### Work order
All lines of the entries with "dehydrogenase" in them must be listed.

### Dataset excerpts
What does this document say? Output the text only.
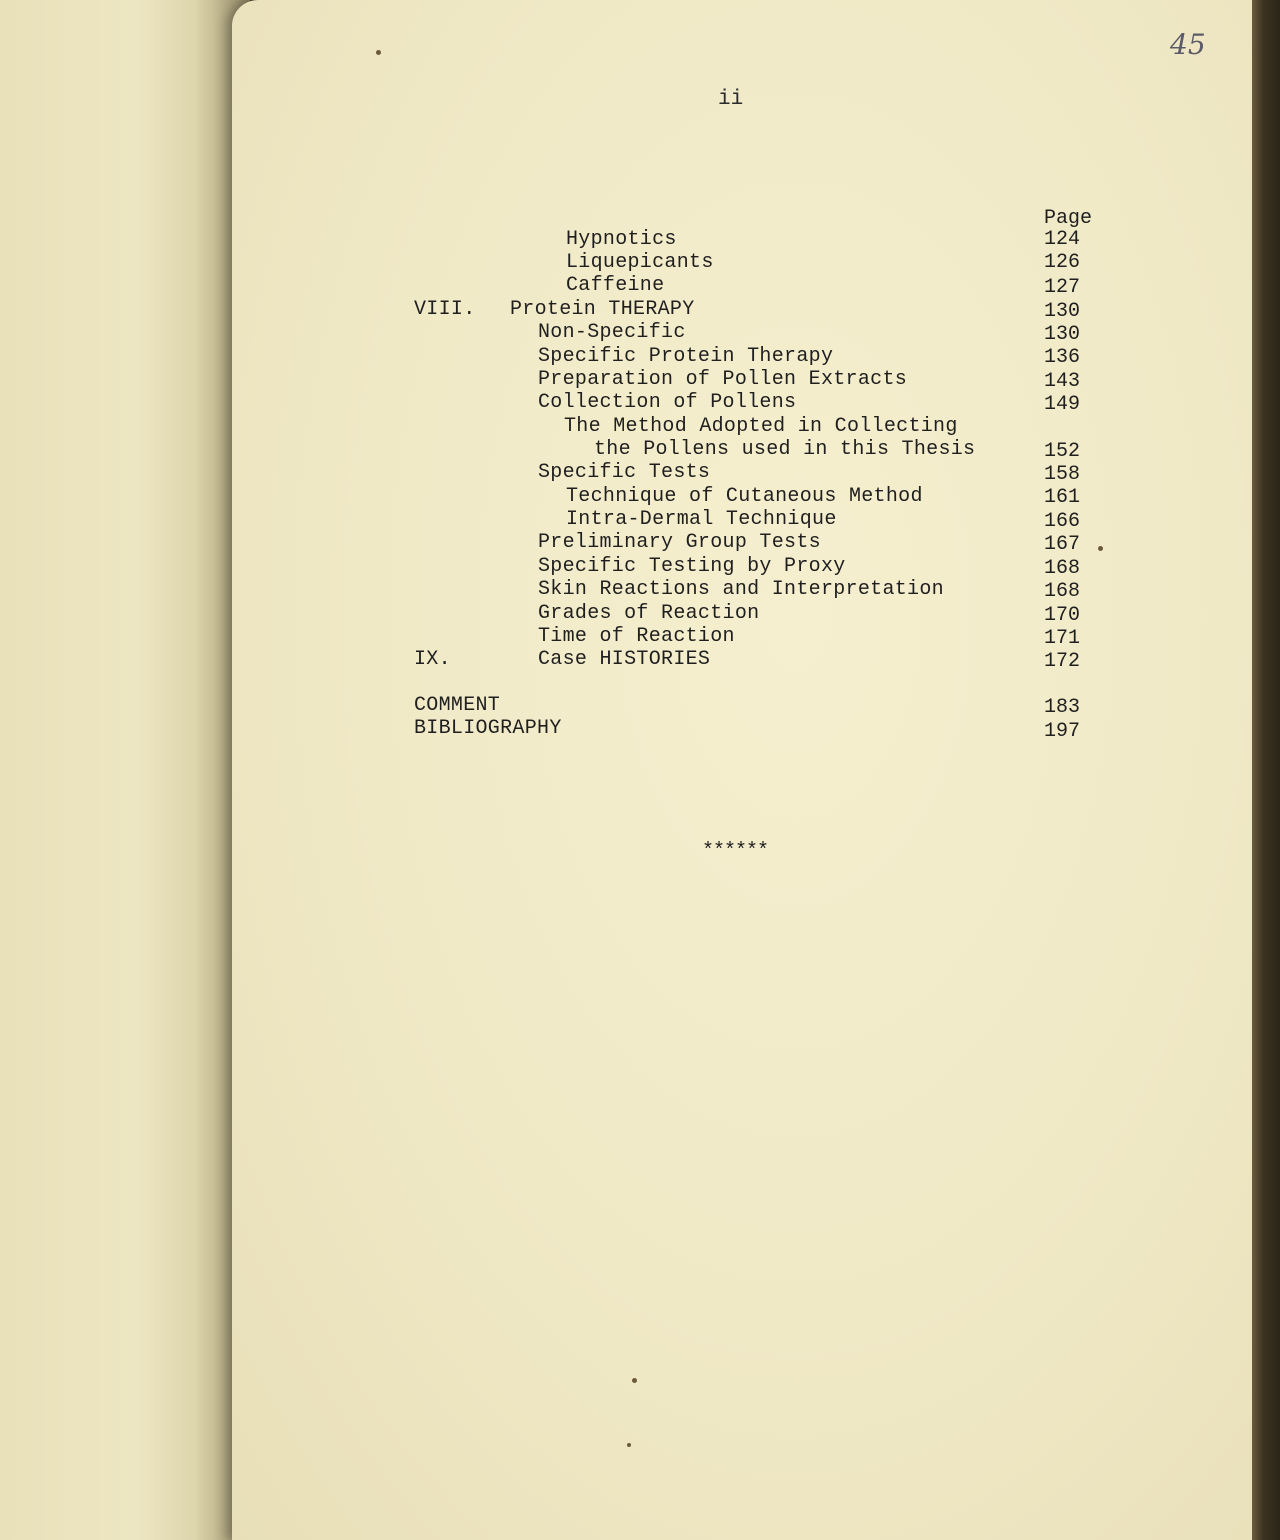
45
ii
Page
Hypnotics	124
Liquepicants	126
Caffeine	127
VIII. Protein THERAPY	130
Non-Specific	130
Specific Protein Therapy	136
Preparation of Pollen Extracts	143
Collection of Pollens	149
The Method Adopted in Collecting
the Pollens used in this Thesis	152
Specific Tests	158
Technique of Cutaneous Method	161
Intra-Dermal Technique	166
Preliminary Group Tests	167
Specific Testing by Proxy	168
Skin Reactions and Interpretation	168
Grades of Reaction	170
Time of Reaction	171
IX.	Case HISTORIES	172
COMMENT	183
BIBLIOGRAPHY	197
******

--

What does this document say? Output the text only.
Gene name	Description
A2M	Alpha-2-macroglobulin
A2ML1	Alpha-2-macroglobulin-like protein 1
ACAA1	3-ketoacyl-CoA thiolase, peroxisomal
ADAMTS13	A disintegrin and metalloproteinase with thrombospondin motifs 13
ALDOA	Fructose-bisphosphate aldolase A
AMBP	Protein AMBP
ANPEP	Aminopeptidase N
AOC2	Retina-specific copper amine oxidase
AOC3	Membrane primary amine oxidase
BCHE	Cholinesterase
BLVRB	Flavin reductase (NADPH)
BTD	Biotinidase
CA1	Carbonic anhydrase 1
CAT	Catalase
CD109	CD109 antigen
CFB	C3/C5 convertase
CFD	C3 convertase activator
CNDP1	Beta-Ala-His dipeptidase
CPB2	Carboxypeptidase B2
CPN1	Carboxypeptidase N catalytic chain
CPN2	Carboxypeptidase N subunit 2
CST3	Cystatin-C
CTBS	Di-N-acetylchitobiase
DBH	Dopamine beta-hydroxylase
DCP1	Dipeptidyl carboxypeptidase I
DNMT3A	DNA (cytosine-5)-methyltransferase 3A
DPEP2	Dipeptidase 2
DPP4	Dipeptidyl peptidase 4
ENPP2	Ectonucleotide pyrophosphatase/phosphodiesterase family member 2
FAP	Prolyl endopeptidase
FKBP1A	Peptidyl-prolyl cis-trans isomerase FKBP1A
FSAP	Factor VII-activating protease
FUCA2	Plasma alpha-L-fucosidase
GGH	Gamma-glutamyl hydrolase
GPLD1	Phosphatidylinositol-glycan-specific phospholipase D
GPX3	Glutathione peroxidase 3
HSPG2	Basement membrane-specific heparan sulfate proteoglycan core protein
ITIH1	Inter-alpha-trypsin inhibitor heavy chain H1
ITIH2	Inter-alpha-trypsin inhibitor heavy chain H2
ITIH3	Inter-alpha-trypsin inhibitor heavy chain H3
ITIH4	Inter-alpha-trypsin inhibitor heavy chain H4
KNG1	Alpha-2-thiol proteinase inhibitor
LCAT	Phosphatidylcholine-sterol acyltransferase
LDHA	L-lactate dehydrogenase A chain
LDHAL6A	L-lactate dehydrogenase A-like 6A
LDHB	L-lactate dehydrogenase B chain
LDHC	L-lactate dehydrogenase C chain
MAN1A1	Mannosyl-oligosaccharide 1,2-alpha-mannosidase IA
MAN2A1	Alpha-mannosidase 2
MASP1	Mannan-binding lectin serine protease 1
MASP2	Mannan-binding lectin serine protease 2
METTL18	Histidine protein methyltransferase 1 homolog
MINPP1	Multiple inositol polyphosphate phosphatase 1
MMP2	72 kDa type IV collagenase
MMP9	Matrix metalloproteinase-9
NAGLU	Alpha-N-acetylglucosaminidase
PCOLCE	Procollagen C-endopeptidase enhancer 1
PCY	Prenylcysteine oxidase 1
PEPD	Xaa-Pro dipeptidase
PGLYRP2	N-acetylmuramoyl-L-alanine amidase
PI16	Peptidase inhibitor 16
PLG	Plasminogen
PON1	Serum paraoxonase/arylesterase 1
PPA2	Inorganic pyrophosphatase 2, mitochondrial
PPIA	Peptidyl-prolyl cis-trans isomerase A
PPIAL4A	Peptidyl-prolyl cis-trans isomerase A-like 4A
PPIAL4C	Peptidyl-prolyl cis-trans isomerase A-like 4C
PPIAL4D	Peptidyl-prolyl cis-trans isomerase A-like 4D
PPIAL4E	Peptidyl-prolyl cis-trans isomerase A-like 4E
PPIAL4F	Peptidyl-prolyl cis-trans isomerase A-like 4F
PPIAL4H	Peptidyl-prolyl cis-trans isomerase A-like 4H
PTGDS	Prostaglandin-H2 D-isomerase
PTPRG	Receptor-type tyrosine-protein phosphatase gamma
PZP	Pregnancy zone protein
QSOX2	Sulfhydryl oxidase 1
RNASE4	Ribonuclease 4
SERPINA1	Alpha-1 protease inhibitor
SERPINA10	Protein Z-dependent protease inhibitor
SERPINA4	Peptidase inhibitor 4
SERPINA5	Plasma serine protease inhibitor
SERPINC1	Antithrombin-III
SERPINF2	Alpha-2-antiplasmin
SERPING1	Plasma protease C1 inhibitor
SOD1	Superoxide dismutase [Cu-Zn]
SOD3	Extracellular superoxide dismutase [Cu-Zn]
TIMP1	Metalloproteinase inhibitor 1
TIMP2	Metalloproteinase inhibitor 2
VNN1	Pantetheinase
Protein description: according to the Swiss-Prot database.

--

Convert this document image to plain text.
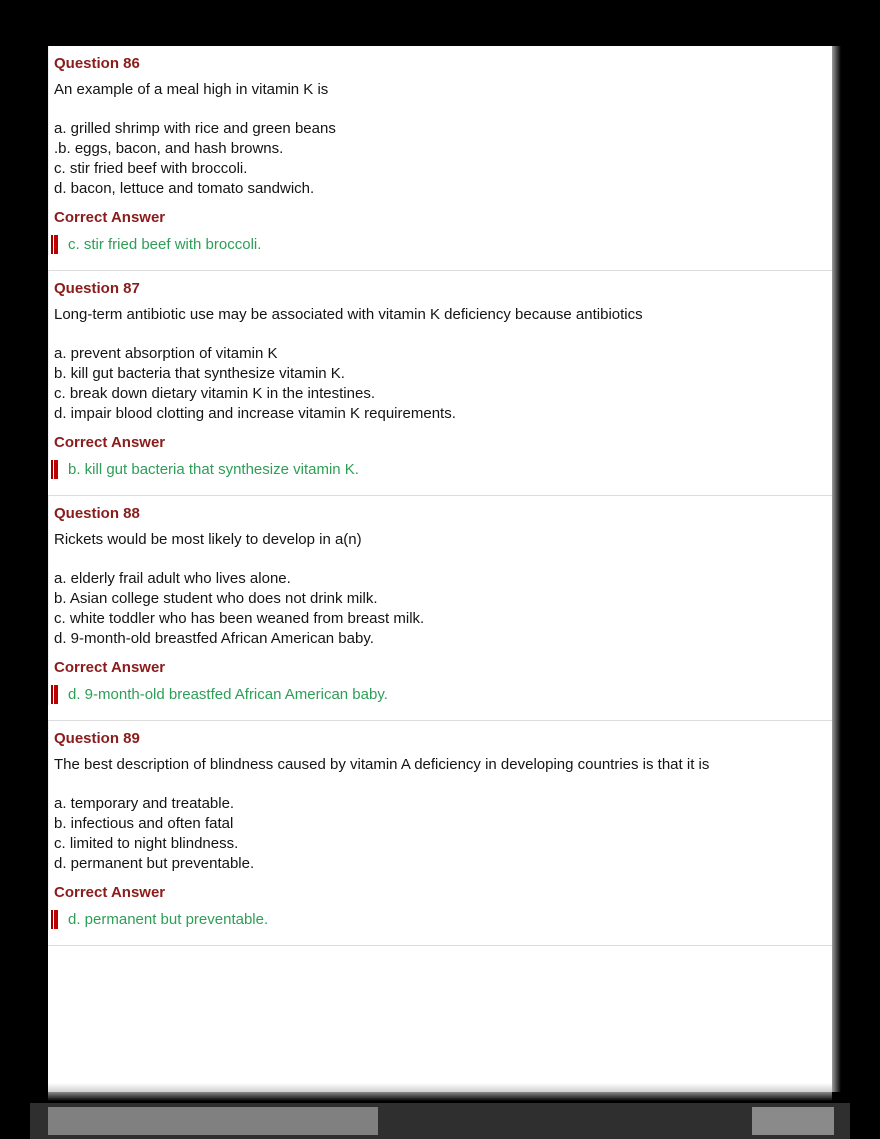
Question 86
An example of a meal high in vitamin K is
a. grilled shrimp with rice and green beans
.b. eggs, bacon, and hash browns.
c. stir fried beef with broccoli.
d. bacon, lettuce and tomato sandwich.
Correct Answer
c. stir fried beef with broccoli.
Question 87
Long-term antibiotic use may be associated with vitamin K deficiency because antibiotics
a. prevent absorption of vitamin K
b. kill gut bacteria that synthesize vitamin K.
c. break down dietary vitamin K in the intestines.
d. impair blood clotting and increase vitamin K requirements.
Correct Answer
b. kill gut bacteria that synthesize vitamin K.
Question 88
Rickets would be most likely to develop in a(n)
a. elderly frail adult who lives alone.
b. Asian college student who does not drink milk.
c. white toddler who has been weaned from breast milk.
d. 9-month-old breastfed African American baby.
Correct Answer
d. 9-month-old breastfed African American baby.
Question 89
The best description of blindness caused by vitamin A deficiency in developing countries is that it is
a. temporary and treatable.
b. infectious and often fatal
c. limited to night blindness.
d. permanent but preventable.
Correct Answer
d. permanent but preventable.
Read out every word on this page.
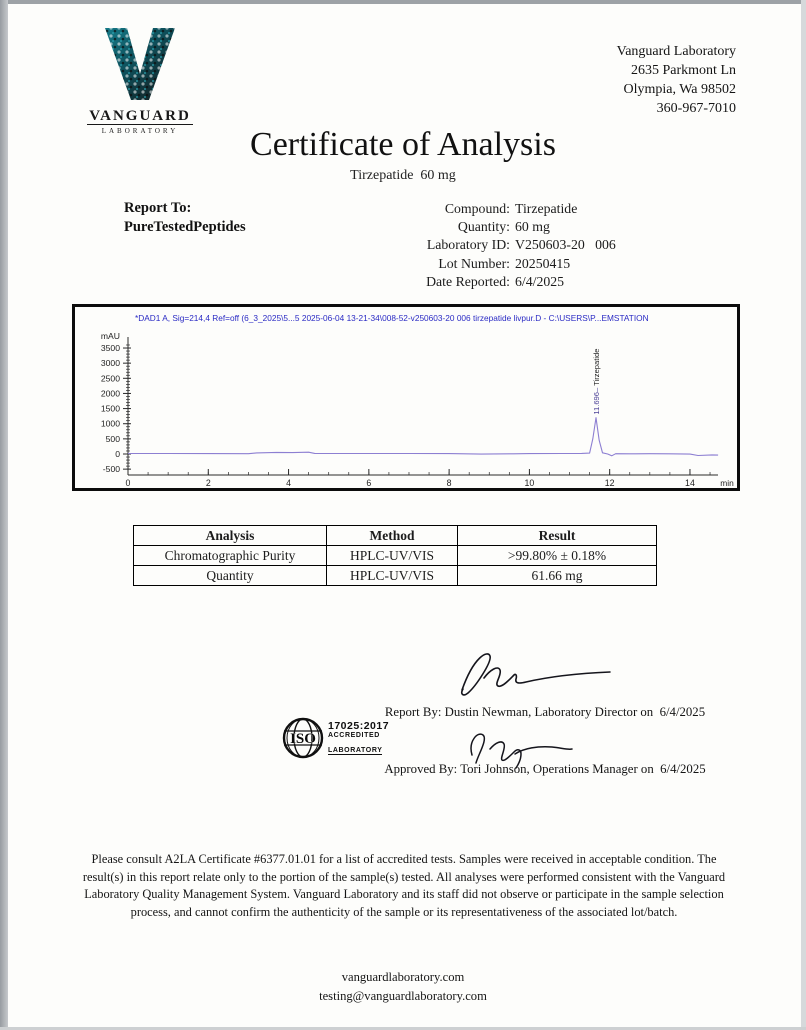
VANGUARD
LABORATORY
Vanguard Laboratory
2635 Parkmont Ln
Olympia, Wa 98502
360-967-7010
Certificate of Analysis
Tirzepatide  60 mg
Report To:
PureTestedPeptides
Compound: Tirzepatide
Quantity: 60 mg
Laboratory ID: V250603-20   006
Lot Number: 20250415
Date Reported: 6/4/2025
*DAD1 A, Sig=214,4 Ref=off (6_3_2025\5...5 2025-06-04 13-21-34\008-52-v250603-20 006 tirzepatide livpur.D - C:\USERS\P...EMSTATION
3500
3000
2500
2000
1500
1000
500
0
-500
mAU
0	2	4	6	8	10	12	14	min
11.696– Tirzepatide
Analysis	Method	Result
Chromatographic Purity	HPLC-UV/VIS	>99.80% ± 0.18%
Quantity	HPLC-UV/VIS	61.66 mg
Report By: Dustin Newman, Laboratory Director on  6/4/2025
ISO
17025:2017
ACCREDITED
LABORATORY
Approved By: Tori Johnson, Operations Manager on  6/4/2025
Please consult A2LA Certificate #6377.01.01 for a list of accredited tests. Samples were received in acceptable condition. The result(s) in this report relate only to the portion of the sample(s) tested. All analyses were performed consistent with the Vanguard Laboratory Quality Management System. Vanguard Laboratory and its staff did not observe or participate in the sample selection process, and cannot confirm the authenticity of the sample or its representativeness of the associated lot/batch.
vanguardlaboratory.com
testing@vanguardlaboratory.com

### Problem solution
LDHA	L-lactate dehydrogenase A chain
LDHAL6A	L-lactate dehydrogenase A-like 6A
LDHB	L-lactate dehydrogenase B chain
LDHC	L-lactate dehydrogenase C chain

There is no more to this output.